## DATA RECORDS
** begin **

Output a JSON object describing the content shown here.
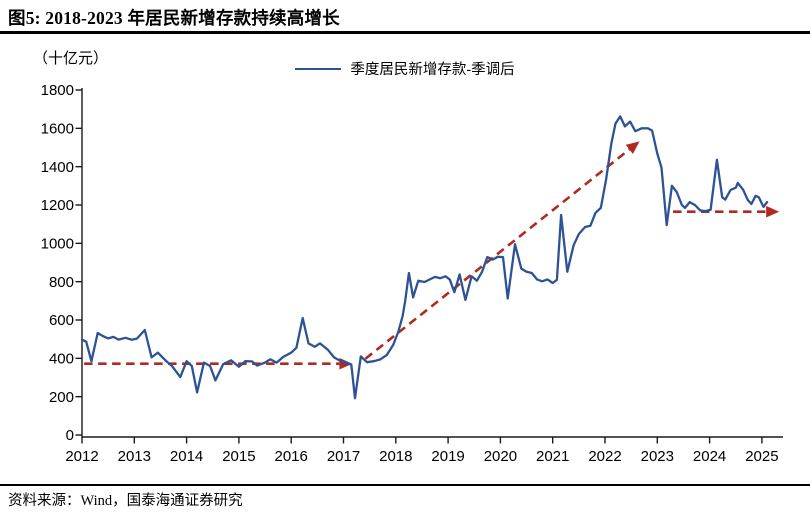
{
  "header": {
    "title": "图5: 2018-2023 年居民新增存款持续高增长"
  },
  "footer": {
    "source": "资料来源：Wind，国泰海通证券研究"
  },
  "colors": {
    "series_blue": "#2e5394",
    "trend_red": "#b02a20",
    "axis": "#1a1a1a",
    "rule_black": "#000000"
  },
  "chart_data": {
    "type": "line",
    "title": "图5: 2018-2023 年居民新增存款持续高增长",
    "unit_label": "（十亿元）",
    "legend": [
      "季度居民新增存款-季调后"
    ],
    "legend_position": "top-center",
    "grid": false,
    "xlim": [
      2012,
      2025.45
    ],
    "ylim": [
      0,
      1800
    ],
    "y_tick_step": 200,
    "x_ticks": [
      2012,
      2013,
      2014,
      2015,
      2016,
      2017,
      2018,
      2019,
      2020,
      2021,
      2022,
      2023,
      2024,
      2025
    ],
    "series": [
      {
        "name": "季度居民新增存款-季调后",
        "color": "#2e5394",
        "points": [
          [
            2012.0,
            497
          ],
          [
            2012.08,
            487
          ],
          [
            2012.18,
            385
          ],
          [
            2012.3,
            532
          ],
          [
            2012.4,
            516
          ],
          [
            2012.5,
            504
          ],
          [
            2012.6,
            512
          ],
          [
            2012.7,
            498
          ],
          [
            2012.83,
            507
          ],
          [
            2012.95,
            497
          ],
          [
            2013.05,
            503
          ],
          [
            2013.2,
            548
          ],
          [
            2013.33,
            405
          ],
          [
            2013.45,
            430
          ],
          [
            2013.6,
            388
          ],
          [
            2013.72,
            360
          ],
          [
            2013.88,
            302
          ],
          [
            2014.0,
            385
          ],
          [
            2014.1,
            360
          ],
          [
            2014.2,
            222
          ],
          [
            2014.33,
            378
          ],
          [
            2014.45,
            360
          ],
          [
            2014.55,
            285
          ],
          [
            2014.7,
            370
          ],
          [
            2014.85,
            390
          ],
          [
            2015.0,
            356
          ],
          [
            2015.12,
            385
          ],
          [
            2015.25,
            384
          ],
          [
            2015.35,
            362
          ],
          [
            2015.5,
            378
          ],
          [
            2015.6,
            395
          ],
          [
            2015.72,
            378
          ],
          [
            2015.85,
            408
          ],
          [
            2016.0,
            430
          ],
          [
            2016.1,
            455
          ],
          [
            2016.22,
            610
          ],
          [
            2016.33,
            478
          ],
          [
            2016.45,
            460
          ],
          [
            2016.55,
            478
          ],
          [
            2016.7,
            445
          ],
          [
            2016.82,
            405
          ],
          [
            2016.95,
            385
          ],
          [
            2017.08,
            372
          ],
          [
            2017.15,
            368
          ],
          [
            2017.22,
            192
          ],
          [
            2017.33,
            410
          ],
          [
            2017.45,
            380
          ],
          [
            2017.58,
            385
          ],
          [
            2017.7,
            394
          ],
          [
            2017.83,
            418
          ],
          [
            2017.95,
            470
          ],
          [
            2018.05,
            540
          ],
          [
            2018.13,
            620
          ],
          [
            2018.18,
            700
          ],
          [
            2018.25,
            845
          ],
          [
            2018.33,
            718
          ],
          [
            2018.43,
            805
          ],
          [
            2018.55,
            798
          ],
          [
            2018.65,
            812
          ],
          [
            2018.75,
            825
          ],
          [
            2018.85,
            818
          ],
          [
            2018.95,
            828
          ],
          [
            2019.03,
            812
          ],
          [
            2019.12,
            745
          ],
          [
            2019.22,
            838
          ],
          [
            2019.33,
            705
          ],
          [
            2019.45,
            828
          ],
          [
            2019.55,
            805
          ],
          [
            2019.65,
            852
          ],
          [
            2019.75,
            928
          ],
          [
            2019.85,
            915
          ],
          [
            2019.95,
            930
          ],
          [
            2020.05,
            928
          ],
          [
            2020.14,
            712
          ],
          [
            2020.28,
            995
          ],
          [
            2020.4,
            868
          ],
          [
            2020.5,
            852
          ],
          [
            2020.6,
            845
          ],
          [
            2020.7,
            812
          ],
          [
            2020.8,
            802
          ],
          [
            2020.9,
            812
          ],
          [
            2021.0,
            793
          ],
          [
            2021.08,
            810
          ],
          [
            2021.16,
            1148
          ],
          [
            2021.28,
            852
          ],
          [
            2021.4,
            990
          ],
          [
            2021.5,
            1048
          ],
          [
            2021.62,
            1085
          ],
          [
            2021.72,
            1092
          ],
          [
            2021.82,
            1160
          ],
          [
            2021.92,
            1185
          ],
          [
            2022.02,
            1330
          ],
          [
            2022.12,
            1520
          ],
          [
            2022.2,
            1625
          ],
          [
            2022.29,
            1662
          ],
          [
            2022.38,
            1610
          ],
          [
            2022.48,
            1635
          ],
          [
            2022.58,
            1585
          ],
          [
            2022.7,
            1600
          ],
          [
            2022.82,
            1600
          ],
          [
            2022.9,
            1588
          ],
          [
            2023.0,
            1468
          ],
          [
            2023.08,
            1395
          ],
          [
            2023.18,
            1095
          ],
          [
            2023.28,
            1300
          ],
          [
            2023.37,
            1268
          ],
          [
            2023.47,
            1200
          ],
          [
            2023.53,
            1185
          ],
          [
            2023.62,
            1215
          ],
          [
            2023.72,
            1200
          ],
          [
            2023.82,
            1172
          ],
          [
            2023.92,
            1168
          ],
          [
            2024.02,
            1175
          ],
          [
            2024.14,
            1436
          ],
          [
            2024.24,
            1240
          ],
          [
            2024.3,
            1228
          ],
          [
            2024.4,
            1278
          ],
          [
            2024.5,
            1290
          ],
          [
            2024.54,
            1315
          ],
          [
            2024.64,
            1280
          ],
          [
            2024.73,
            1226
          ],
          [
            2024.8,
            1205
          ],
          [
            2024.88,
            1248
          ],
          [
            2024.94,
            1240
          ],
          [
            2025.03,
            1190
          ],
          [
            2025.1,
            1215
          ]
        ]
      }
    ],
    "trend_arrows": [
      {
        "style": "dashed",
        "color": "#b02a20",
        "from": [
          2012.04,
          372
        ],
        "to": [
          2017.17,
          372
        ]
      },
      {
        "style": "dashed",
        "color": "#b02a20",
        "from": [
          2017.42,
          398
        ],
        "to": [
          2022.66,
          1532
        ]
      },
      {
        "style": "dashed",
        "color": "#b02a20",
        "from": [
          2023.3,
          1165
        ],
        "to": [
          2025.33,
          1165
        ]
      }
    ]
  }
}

** end **

## WHAT YOU HAVE TO DO
Repeat each entry exactly as it appears; skip any picture.

## ANSWER BELOW
Output a JSON object describing the content shown here.
{
  "header": {
    "title": "图5: 2018-2023 年居民新增存款持续高增长"
  },
  "footer": {
    "source": "资料来源：Wind，国泰海通证券研究"
  },
  "colors": {
    "series_blue": "#2e5394",
    "trend_red": "#b02a20",
    "axis": "#1a1a1a",
    "rule_black": "#000000"
  },
  "chart_data": {
    "type": "line",
    "title": "图5: 2018-2023 年居民新增存款持续高增长",
    "unit_label": "（十亿元）",
    "legend": [
      "季度居民新增存款-季调后"
    ],
    "legend_position": "top-center",
    "grid": false,
    "xlim": [
      2012,
      2025.45
    ],
    "ylim": [
      0,
      1800
    ],
    "y_tick_step": 200,
    "x_ticks": [
      2012,
      2013,
      2014,
      2015,
      2016,
      2017,
      2018,
      2019,
      2020,
      2021,
      2022,
      2023,
      2024,
      2025
    ],
    "series": [
      {
        "name": "季度居民新增存款-季调后",
        "color": "#2e5394",
        "points": [
          [
            2012.0,
            497
          ],
          [
            2012.08,
            487
          ],
          [
            2012.18,
            385
          ],
          [
            2012.3,
            532
          ],
          [
            2012.4,
            516
          ],
          [
            2012.5,
            504
          ],
          [
            2012.6,
            512
          ],
          [
            2012.7,
            498
          ],
          [
            2012.83,
            507
          ],
          [
            2012.95,
            497
          ],
          [
            2013.05,
            503
          ],
          [
            2013.2,
            548
          ],
          [
            2013.33,
            405
          ],
          [
            2013.45,
            430
          ],
          [
            2013.6,
            388
          ],
          [
            2013.72,
            360
          ],
          [
            2013.88,
            302
          ],
          [
            2014.0,
            385
          ],
          [
            2014.1,
            360
          ],
          [
            2014.2,
            222
          ],
          [
            2014.33,
            378
          ],
          [
            2014.45,
            360
          ],
          [
            2014.55,
            285
          ],
          [
            2014.7,
            370
          ],
          [
            2014.85,
            390
          ],
          [
            2015.0,
            356
          ],
          [
            2015.12,
            385
          ],
          [
            2015.25,
            384
          ],
          [
            2015.35,
            362
          ],
          [
            2015.5,
            378
          ],
          [
            2015.6,
            395
          ],
          [
            2015.72,
            378
          ],
          [
            2015.85,
            408
          ],
          [
            2016.0,
            430
          ],
          [
            2016.1,
            455
          ],
          [
            2016.22,
            610
          ],
          [
            2016.33,
            478
          ],
          [
            2016.45,
            460
          ],
          [
            2016.55,
            478
          ],
          [
            2016.7,
            445
          ],
          [
            2016.82,
            405
          ],
          [
            2016.95,
            385
          ],
          [
            2017.08,
            372
          ],
          [
            2017.15,
            368
          ],
          [
            2017.22,
            192
          ],
          [
            2017.33,
            410
          ],
          [
            2017.45,
            380
          ],
          [
            2017.58,
            385
          ],
          [
            2017.7,
            394
          ],
          [
            2017.83,
            418
          ],
          [
            2017.95,
            470
          ],
          [
            2018.05,
            540
          ],
          [
            2018.13,
            620
          ],
          [
            2018.18,
            700
          ],
          [
            2018.25,
            845
          ],
          [
            2018.33,
            718
          ],
          [
            2018.43,
            805
          ],
          [
            2018.55,
            798
          ],
          [
            2018.65,
            812
          ],
          [
            2018.75,
            825
          ],
          [
            2018.85,
            818
          ],
          [
            2018.95,
            828
          ],
          [
            2019.03,
            812
          ],
          [
            2019.12,
            745
          ],
          [
            2019.22,
            838
          ],
          [
            2019.33,
            705
          ],
          [
            2019.45,
            828
          ],
          [
            2019.55,
            805
          ],
          [
            2019.65,
            852
          ],
          [
            2019.75,
            928
          ],
          [
            2019.85,
            915
          ],
          [
            2019.95,
            930
          ],
          [
            2020.05,
            928
          ],
          [
            2020.14,
            712
          ],
          [
            2020.28,
            995
          ],
          [
            2020.4,
            868
          ],
          [
            2020.5,
            852
          ],
          [
            2020.6,
            845
          ],
          [
            2020.7,
            812
          ],
          [
            2020.8,
            802
          ],
          [
            2020.9,
            812
          ],
          [
            2021.0,
            793
          ],
          [
            2021.08,
            810
          ],
          [
            2021.16,
            1148
          ],
          [
            2021.28,
            852
          ],
          [
            2021.4,
            990
          ],
          [
            2021.5,
            1048
          ],
          [
            2021.62,
            1085
          ],
          [
            2021.72,
            1092
          ],
          [
            2021.82,
            1160
          ],
          [
            2021.92,
            1185
          ],
          [
            2022.02,
            1330
          ],
          [
            2022.12,
            1520
          ],
          [
            2022.2,
            1625
          ],
          [
            2022.29,
            1662
          ],
          [
            2022.38,
            1610
          ],
          [
            2022.48,
            1635
          ],
          [
            2022.58,
            1585
          ],
          [
            2022.7,
            1600
          ],
          [
            2022.82,
            1600
          ],
          [
            2022.9,
            1588
          ],
          [
            2023.0,
            1468
          ],
          [
            2023.08,
            1395
          ],
          [
            2023.18,
            1095
          ],
          [
            2023.28,
            1300
          ],
          [
            2023.37,
            1268
          ],
          [
            2023.47,
            1200
          ],
          [
            2023.53,
            1185
          ],
          [
            2023.62,
            1215
          ],
          [
            2023.72,
            1200
          ],
          [
            2023.82,
            1172
          ],
          [
            2023.92,
            1168
          ],
          [
            2024.02,
            1175
          ],
          [
            2024.14,
            1436
          ],
          [
            2024.24,
            1240
          ],
          [
            2024.3,
            1228
          ],
          [
            2024.4,
            1278
          ],
          [
            2024.5,
            1290
          ],
          [
            2024.54,
            1315
          ],
          [
            2024.64,
            1280
          ],
          [
            2024.73,
            1226
          ],
          [
            2024.8,
            1205
          ],
          [
            2024.88,
            1248
          ],
          [
            2024.94,
            1240
          ],
          [
            2025.03,
            1190
          ],
          [
            2025.1,
            1215
          ]
        ]
      }
    ],
    "trend_arrows": [
      {
        "style": "dashed",
        "color": "#b02a20",
        "from": [
          2012.04,
          372
        ],
        "to": [
          2017.17,
          372
        ]
      },
      {
        "style": "dashed",
        "color": "#b02a20",
        "from": [
          2017.42,
          398
        ],
        "to": [
          2022.66,
          1532
        ]
      },
      {
        "style": "dashed",
        "color": "#b02a20",
        "from": [
          2023.3,
          1165
        ],
        "to": [
          2025.33,
          1165
        ]
      }
    ]
  }
}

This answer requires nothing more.